- _Task_: Read the records and gather each line that includes "Night".

(Collected data entries)
*-*-*
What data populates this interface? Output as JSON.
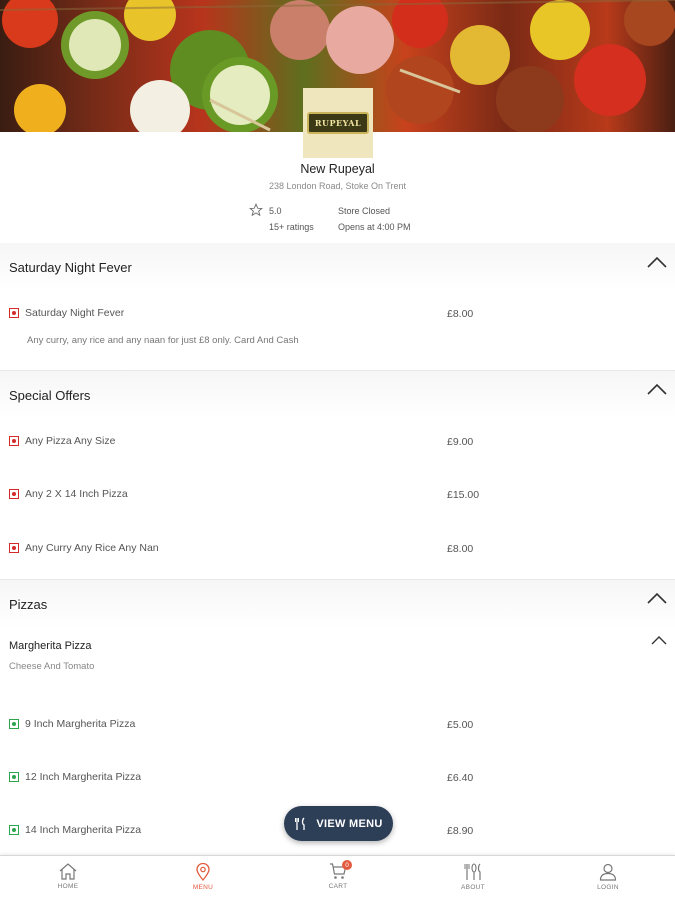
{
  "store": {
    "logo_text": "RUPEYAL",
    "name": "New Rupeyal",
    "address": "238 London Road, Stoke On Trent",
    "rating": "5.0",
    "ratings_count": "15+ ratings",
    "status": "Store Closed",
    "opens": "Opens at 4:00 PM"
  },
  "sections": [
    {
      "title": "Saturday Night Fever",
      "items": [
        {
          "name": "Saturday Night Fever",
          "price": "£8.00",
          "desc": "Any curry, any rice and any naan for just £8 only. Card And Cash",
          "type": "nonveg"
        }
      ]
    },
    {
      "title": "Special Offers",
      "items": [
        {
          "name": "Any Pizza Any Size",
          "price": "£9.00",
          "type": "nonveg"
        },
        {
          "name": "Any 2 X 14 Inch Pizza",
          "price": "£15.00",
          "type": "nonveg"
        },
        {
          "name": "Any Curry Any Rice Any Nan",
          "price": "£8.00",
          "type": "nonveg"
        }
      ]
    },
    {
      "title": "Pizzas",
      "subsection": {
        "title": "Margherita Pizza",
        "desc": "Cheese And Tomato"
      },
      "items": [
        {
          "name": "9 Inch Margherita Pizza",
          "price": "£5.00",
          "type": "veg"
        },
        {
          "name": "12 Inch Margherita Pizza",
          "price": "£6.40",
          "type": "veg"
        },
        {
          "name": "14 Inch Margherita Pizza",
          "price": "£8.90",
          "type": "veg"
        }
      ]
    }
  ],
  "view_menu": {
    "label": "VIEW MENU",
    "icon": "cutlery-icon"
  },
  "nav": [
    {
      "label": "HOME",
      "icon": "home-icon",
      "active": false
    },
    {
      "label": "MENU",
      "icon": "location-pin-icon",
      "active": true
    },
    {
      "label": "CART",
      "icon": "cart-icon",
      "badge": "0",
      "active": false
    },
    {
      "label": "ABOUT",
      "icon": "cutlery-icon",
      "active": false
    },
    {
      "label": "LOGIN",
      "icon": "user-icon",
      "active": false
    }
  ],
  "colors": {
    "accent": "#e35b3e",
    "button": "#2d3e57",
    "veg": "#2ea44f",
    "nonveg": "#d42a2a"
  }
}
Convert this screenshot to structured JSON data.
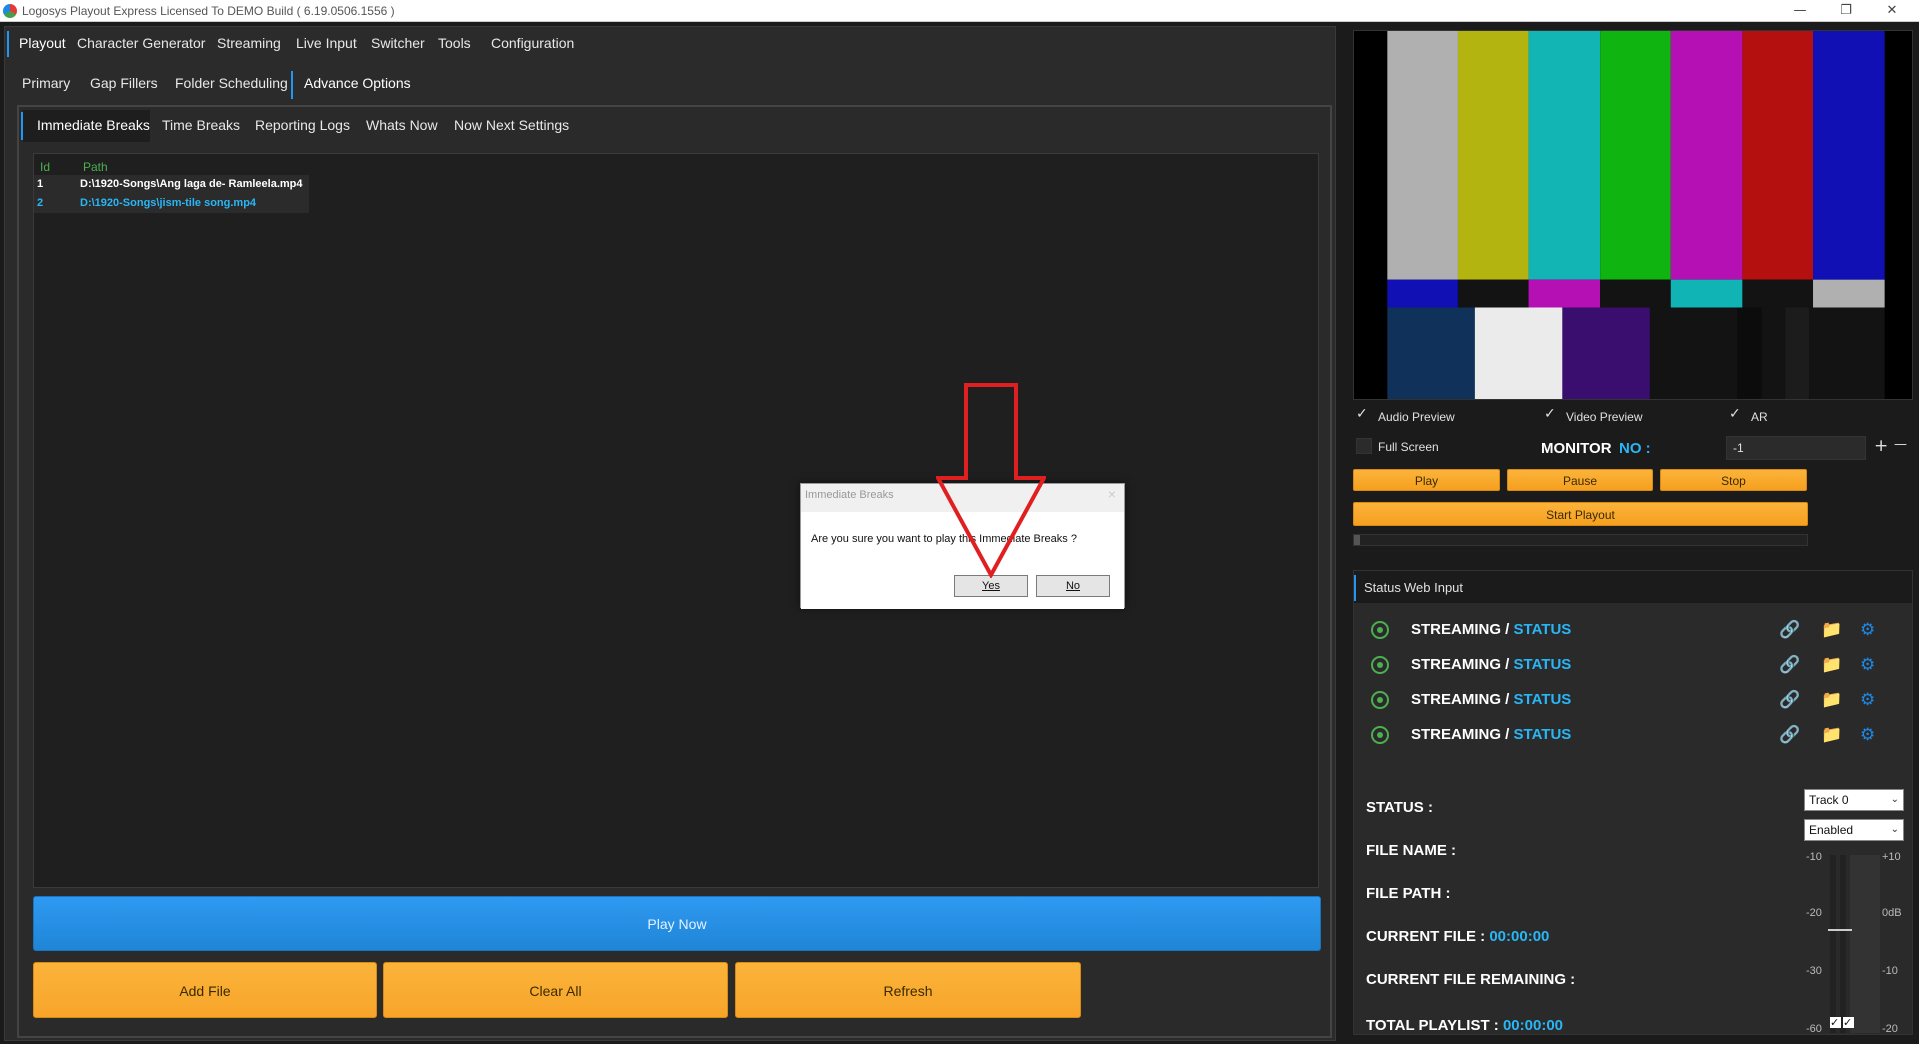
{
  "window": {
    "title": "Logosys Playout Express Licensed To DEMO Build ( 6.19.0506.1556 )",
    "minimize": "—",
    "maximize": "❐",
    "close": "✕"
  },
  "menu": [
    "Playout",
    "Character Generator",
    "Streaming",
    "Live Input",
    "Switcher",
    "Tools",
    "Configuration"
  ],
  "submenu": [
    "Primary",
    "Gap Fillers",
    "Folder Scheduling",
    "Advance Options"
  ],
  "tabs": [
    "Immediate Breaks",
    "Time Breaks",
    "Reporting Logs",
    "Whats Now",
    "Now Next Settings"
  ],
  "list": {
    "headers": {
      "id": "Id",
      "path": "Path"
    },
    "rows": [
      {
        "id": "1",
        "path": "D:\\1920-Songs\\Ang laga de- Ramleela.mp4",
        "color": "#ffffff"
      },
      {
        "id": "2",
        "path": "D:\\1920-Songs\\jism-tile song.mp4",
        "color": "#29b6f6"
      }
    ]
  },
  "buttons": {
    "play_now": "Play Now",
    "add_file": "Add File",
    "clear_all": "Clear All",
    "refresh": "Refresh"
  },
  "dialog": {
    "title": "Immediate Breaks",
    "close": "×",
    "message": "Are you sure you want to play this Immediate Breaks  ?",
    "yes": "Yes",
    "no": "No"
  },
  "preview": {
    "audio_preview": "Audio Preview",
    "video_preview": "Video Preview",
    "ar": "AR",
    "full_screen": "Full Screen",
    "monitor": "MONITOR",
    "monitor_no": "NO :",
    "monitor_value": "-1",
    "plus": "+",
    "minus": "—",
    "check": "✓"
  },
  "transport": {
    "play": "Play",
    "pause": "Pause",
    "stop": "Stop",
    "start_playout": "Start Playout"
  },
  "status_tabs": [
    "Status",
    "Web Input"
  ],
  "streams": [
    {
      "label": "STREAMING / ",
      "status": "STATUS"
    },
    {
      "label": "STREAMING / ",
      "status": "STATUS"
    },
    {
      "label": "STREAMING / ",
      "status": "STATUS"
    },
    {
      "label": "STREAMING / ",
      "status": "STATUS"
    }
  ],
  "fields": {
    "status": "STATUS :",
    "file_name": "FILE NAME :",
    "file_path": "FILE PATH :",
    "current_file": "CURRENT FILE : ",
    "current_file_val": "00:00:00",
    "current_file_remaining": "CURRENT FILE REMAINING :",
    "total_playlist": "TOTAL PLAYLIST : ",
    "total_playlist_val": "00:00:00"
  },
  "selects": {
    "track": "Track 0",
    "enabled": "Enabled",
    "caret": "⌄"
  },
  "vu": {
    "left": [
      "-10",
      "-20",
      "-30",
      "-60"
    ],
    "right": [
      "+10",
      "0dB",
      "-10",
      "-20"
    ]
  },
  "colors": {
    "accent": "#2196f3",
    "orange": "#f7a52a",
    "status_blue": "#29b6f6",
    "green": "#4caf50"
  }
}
*-*-*
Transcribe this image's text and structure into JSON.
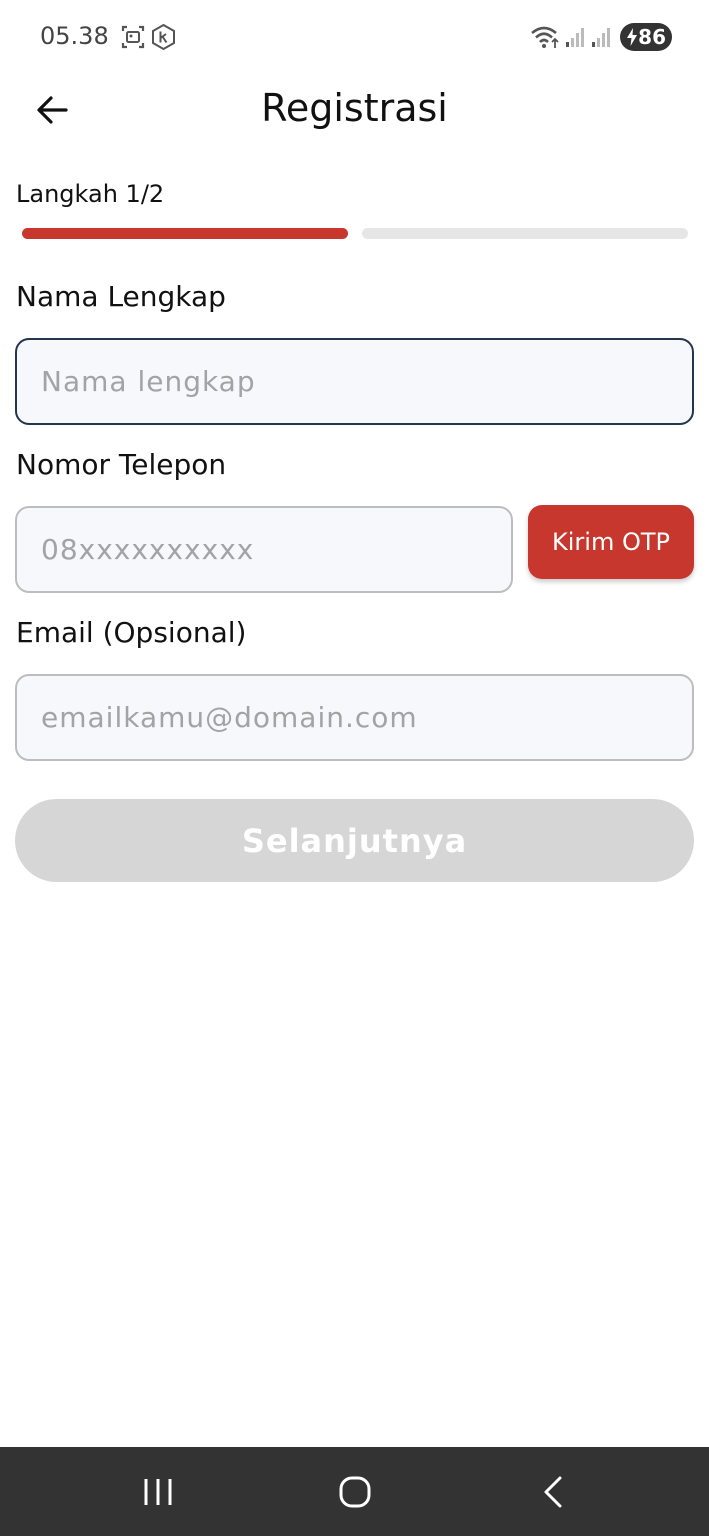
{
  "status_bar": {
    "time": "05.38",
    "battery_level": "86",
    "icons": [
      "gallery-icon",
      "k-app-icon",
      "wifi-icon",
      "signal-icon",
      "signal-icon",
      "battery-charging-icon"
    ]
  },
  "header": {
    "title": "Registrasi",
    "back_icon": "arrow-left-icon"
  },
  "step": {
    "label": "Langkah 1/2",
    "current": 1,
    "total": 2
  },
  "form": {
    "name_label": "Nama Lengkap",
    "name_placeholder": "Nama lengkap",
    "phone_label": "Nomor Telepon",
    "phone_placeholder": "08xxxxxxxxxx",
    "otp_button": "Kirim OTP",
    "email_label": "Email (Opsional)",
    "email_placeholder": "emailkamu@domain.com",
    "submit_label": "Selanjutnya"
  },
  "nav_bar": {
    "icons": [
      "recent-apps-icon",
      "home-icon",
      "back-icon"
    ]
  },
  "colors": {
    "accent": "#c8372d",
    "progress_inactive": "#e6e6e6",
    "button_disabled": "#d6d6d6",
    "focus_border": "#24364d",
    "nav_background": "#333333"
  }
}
*-*-*
- _Output of the exercise_:
      "title": "Saturday Night Fever",
          "name": "Saturday Night Fever",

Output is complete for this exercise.